- [WORK INSTRUCTIONS] Below are entries. Pull out all lines containing "药物过敏史等项目".

- [RECORDS SUPPLIED]
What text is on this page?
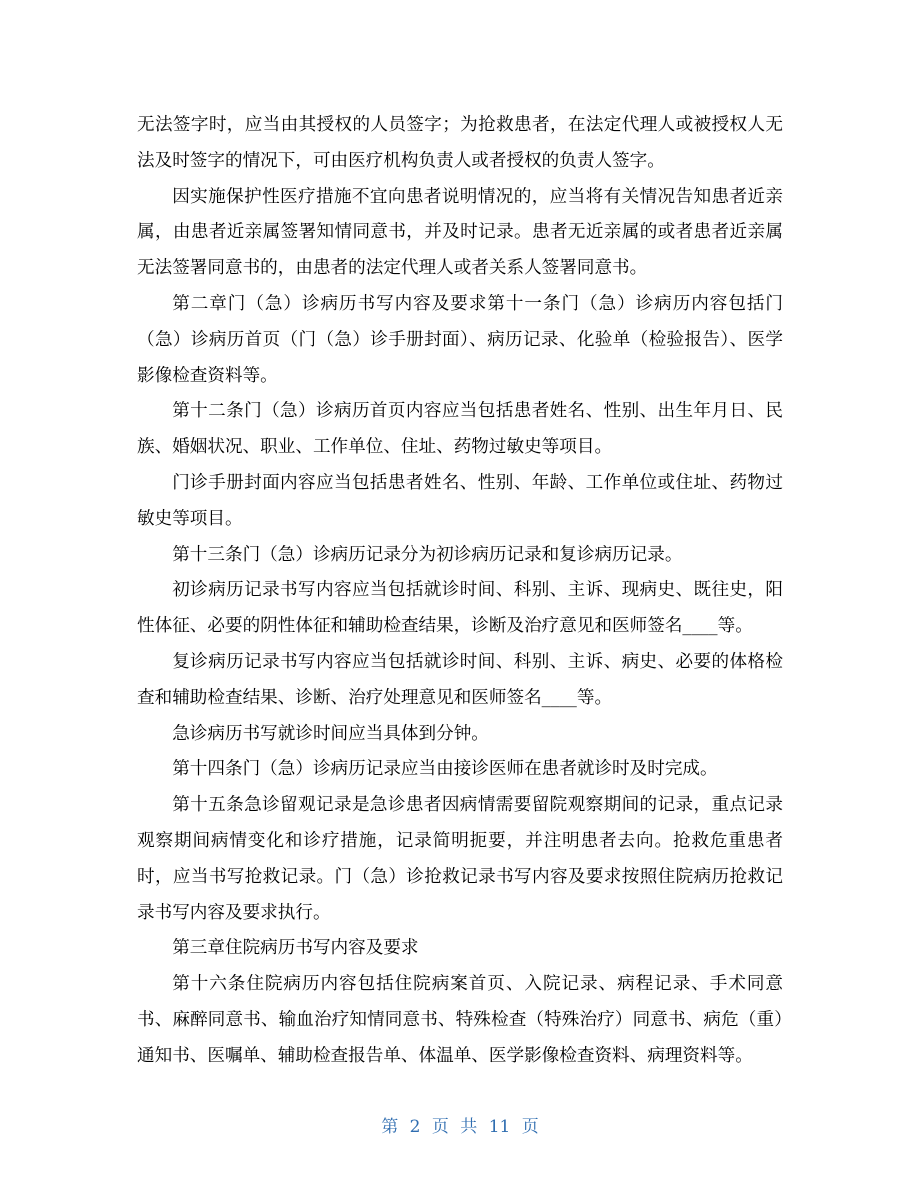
无法签字时，应当由其授权的人员签字；为抢救患者，在法定代理人或被授权人无法及时签字的情况下，可由医疗机构负责人或者授权的负责人签字。

因实施保护性医疗措施不宜向患者说明情况的，应当将有关情况告知患者近亲属，由患者近亲属签署知情同意书，并及时记录。患者无近亲属的或者患者近亲属无法签署同意书的，由患者的法定代理人或者关系人签署同意书。

第二章门（急）诊病历书写内容及要求第十一条门（急）诊病历内容包括门（急）诊病历首页（门（急）诊手册封面）、病历记录、化验单（检验报告）、医学影像检查资料等。

第十二条门（急）诊病历首页内容应当包括患者姓名、性别、出生年月日、民族、婚姻状况、职业、工作单位、住址、药物过敏史等项目。

门诊手册封面内容应当包括患者姓名、性别、年龄、工作单位或住址、药物过敏史等项目。

第十三条门（急）诊病历记录分为初诊病历记录和复诊病历记录。

初诊病历记录书写内容应当包括就诊时间、科别、主诉、现病史、既往史，阳性体征、必要的阴性体征和辅助检查结果，诊断及治疗意见和医师签名____等。

复诊病历记录书写内容应当包括就诊时间、科别、主诉、病史、必要的体格检查和辅助检查结果、诊断、治疗处理意见和医师签名____等。

急诊病历书写就诊时间应当具体到分钟。

第十四条门（急）诊病历记录应当由接诊医师在患者就诊时及时完成。

第十五条急诊留观记录是急诊患者因病情需要留院观察期间的记录，重点记录观察期间病情变化和诊疗措施，记录简明扼要，并注明患者去向。抢救危重患者时，应当书写抢救记录。门（急）诊抢救记录书写内容及要求按照住院病历抢救记录书写内容及要求执行。

第三章住院病历书写内容及要求

第十六条住院病历内容包括住院病案首页、入院记录、病程记录、手术同意书、麻醉同意书、输血治疗知情同意书、特殊检查（特殊治疗）同意书、病危（重）通知书、医嘱单、辅助检查报告单、体温单、医学影像检查资料、病理资料等。

第 2 页 共 11 页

- [COMPLETED TASK]
第十二条门（急）诊病历首页内容应当包括患者姓名、性别、出生年月日、民族、婚姻状况、职业、工作单位、住址、药物过敏史等项目。
门诊手册封面内容应当包括患者姓名、性别、年龄、工作单位或住址、药物过敏史等项目。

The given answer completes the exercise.